:: Written request ::
Review the lines that follow and copy each one that contains the word "JSON".

:: Entries supplied ::
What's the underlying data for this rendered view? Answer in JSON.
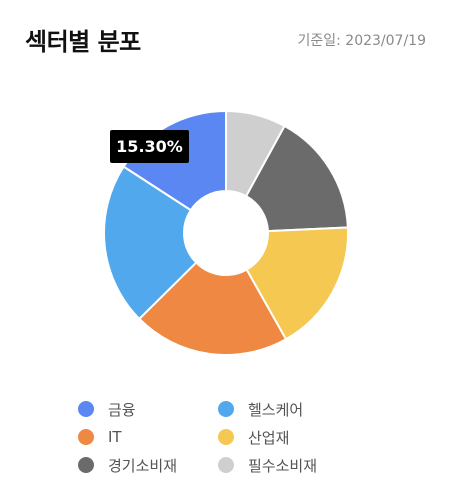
{
  "header": {
    "title": "섹터별 분포",
    "as_of": "기준일: 2023/07/19"
  },
  "chart_data": {
    "type": "pie",
    "donut": true,
    "categories": [
      "금융",
      "헬스케어",
      "IT",
      "산업재",
      "경기소비재",
      "필수소비재"
    ],
    "series": [
      {
        "values": [
          15.3,
          20.85,
          20.05,
          16.95,
          15.75,
          7.7
        ]
      }
    ],
    "colors": [
      "#5b87f3",
      "#51a8ec",
      "#ef8843",
      "#f5c851",
      "#6b6b6b",
      "#cfcfcf"
    ],
    "slice_order_clockwise_from_top": [
      "필수소비재",
      "경기소비재",
      "산업재",
      "IT",
      "헬스케어",
      "금융"
    ],
    "tooltip": {
      "series": "금융",
      "text": "15.30%"
    },
    "legend_position": "bottom"
  }
}
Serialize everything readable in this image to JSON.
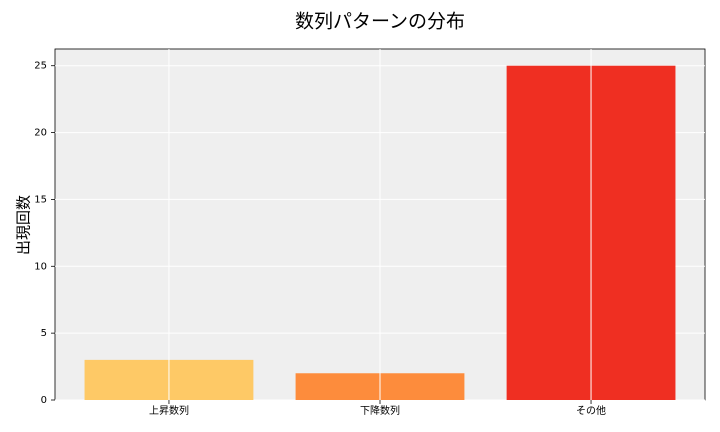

:: Result for this task ::
What's the underlying data for this rendered view? Answer in JSON.
Serialize everything readable in this image to JSON.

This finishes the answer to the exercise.